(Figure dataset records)
^^^^^^^^
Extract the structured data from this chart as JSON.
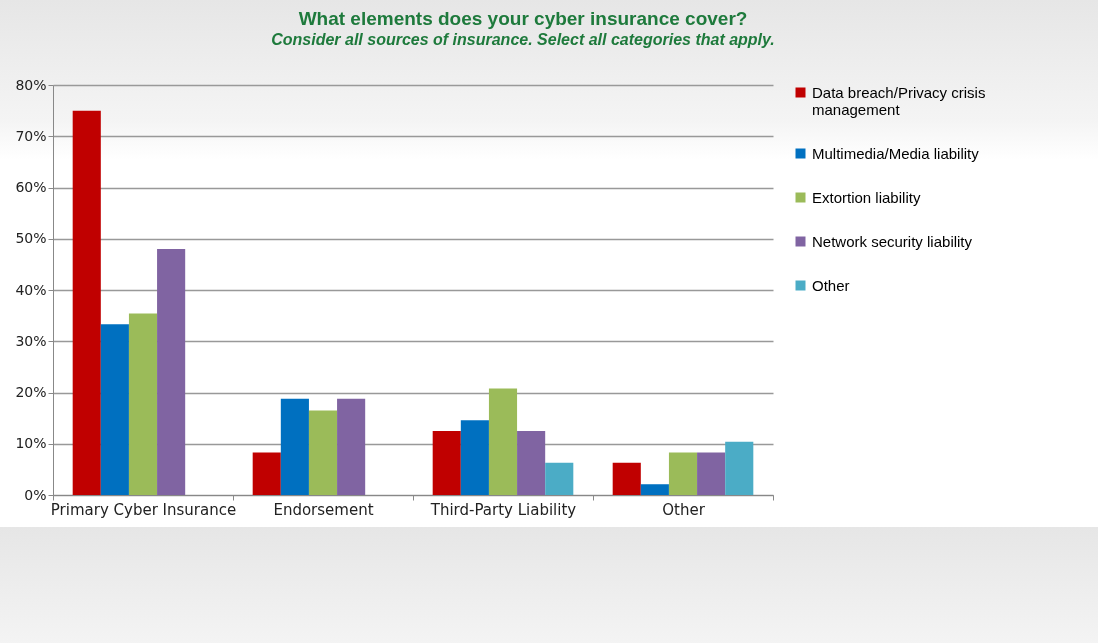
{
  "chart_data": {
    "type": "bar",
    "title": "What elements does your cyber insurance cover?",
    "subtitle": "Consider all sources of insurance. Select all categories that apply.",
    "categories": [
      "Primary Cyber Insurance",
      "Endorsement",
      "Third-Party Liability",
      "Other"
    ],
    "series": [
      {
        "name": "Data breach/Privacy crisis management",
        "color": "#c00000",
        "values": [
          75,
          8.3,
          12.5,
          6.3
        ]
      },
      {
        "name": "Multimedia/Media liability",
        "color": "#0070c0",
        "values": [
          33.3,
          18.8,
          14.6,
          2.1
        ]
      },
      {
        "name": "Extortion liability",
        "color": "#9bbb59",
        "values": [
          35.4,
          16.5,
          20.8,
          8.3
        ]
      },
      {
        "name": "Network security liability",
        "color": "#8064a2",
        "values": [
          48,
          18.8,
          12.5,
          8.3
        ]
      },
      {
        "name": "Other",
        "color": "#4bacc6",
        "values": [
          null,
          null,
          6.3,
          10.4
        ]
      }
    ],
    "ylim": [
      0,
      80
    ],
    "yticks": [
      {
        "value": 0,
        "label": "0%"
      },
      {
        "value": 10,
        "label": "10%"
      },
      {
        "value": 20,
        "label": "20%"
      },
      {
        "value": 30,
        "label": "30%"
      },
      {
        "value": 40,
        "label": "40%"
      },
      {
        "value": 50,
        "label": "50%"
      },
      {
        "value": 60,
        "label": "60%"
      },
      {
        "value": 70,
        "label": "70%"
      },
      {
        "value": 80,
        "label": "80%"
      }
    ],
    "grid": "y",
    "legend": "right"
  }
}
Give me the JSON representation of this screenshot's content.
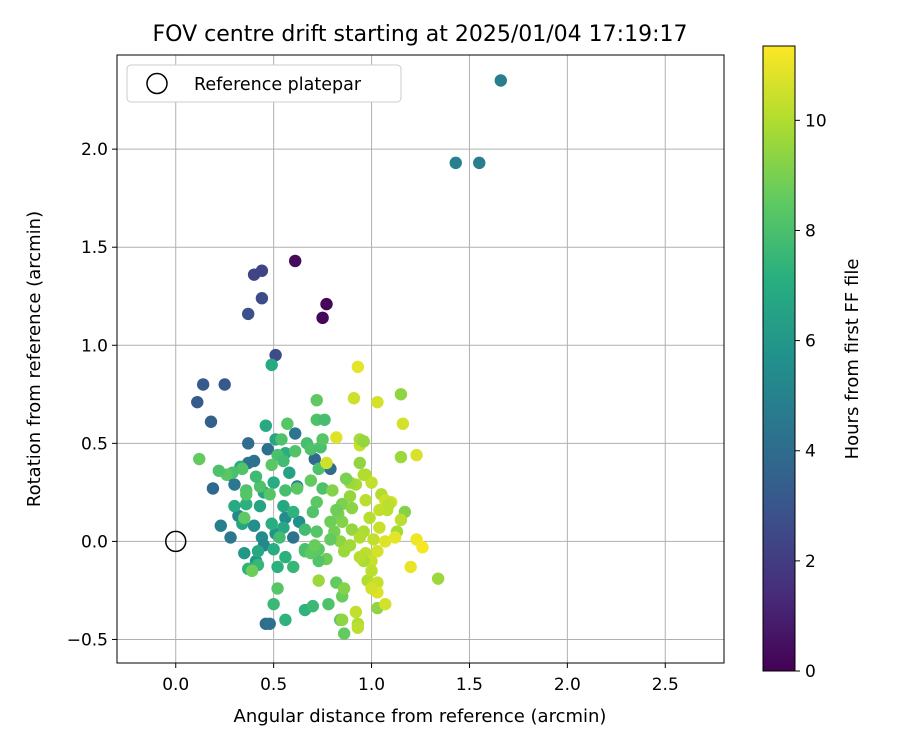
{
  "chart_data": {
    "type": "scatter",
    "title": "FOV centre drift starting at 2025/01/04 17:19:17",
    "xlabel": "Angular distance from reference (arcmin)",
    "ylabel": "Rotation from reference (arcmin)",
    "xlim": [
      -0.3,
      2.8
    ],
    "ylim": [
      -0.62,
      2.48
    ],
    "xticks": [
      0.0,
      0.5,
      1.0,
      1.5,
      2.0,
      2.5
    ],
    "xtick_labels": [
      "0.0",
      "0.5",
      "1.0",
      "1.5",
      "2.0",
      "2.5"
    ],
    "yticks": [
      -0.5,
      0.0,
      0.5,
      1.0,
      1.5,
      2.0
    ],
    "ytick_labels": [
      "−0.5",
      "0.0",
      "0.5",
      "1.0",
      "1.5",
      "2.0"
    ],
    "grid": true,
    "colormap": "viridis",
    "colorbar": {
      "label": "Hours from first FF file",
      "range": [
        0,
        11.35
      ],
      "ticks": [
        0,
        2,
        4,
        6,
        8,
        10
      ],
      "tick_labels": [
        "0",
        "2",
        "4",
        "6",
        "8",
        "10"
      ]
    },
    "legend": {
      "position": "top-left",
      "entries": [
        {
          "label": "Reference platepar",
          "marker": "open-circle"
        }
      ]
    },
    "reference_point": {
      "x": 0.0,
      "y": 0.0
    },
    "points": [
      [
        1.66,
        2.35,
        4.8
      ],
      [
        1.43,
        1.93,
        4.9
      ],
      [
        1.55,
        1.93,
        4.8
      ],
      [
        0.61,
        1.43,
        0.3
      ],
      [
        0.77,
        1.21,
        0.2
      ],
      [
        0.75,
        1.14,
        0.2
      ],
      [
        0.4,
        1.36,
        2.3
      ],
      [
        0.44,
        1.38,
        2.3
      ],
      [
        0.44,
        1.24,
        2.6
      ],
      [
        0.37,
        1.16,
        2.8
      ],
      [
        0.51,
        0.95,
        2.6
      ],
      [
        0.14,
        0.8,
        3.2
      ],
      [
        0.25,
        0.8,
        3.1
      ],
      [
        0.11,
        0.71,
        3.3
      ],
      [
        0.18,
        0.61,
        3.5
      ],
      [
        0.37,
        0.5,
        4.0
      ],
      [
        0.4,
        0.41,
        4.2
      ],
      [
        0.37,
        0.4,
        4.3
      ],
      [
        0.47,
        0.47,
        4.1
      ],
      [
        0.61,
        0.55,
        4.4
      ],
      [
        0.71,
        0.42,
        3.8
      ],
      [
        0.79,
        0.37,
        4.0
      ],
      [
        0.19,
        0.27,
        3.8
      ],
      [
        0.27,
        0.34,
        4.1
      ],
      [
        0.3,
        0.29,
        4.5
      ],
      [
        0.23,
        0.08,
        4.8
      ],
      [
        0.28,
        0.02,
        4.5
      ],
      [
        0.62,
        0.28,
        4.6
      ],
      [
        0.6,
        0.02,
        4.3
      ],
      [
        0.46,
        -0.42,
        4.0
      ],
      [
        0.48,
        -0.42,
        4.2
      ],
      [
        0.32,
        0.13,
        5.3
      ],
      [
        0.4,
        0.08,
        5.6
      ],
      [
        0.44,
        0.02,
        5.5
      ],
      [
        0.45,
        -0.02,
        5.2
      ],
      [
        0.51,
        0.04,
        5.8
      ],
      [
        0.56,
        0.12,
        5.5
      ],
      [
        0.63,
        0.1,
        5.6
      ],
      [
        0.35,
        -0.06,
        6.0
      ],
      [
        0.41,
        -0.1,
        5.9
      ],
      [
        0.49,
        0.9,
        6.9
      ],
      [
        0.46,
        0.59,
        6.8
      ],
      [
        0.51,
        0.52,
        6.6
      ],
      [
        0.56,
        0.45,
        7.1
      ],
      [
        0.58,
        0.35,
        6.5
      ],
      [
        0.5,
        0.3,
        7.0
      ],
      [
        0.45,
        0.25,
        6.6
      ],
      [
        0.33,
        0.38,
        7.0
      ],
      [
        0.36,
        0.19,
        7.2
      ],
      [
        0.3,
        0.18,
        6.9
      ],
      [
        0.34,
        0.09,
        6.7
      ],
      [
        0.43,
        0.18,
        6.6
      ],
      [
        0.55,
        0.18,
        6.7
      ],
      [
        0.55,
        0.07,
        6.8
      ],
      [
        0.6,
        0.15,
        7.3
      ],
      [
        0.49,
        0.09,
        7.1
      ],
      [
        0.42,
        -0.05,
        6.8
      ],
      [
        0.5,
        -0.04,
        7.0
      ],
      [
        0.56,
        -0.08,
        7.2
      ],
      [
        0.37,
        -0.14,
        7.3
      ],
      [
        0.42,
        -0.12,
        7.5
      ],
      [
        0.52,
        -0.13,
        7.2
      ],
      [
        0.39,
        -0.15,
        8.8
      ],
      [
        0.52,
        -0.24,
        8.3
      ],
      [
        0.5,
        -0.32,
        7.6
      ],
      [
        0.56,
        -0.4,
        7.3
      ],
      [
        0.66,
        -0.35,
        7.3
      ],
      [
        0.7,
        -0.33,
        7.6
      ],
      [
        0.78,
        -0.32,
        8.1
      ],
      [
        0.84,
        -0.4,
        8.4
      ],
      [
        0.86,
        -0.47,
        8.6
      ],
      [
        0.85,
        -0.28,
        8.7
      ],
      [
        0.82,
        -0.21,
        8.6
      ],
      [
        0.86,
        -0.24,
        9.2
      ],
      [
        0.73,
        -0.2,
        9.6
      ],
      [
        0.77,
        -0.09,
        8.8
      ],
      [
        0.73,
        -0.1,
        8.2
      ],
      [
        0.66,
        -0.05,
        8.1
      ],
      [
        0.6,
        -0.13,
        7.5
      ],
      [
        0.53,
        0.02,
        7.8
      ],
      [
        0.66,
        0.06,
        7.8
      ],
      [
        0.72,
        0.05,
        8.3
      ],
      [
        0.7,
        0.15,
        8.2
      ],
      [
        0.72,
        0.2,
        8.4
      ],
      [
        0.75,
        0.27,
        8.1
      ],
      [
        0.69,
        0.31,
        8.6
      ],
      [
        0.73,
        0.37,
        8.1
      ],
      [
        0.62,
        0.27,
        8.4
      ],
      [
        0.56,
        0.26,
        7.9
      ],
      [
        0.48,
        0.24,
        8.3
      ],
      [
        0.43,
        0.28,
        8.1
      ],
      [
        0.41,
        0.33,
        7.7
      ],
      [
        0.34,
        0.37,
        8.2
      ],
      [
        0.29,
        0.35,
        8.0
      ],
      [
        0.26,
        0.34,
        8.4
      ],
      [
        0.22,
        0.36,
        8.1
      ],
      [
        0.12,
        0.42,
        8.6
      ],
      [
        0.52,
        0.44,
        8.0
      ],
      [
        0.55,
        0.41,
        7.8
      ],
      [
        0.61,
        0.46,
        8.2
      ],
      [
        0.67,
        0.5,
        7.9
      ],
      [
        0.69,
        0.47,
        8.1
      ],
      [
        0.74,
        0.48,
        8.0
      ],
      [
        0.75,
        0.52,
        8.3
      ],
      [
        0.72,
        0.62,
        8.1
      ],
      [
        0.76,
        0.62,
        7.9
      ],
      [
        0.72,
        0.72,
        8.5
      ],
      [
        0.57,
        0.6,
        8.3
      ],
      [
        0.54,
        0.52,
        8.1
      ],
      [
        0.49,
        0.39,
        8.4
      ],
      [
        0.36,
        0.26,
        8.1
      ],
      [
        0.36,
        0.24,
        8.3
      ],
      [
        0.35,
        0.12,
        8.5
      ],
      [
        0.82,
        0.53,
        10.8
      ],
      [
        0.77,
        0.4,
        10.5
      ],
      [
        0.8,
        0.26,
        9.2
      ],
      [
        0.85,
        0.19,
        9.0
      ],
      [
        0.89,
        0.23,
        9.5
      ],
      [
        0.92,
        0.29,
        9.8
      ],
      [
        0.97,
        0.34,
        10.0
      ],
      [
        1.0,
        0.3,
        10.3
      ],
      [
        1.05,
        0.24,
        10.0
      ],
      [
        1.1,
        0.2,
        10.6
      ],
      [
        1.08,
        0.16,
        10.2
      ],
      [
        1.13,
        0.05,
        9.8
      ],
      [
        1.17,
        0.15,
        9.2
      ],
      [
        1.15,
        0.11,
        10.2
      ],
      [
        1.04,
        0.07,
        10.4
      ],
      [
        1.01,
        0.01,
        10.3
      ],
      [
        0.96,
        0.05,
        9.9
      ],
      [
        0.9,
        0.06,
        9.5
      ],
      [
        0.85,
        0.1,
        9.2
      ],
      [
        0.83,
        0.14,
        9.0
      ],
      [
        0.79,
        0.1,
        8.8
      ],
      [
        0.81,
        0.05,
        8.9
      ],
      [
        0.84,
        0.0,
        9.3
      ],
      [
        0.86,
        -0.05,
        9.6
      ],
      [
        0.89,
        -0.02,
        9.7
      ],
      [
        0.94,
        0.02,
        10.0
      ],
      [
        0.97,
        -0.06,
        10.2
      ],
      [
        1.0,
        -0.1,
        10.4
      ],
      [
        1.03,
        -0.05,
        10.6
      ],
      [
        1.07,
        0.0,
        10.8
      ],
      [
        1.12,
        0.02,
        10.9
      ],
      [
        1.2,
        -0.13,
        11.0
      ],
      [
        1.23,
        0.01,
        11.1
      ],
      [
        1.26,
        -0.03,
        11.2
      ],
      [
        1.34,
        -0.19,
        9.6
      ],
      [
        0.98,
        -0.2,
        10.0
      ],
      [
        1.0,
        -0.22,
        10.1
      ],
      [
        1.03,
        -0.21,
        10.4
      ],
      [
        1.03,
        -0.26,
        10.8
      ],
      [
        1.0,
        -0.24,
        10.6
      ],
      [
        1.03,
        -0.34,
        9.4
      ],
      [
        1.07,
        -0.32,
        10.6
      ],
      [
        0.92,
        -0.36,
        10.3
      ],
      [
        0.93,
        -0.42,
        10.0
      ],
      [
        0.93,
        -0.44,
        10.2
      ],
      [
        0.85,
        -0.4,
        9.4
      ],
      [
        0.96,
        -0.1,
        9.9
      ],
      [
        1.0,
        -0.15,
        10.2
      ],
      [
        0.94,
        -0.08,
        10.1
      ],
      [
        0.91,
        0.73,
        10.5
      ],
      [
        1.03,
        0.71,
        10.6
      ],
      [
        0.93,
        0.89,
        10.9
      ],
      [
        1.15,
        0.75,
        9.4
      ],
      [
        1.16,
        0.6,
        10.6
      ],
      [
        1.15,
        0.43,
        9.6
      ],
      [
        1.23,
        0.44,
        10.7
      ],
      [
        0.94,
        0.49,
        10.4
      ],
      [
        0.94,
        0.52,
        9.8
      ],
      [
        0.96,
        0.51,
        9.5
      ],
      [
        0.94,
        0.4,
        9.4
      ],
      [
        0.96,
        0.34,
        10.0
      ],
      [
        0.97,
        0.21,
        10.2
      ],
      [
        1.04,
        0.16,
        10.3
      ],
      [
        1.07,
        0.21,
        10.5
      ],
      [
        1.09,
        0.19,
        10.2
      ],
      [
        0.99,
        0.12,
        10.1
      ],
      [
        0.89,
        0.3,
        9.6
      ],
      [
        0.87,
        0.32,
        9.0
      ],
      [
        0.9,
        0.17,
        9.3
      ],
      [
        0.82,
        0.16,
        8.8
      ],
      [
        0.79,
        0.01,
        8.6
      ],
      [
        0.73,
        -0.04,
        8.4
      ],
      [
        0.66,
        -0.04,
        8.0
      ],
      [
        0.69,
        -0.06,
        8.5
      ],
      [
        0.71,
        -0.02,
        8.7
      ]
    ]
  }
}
^^^^^^^^
§ Stated problem: Look for lines containing the string "this" and copy them all.

§ Exercise result:
Extract the structured data from this chart as JSON.
Give me the JSON representation of this screenshot's content.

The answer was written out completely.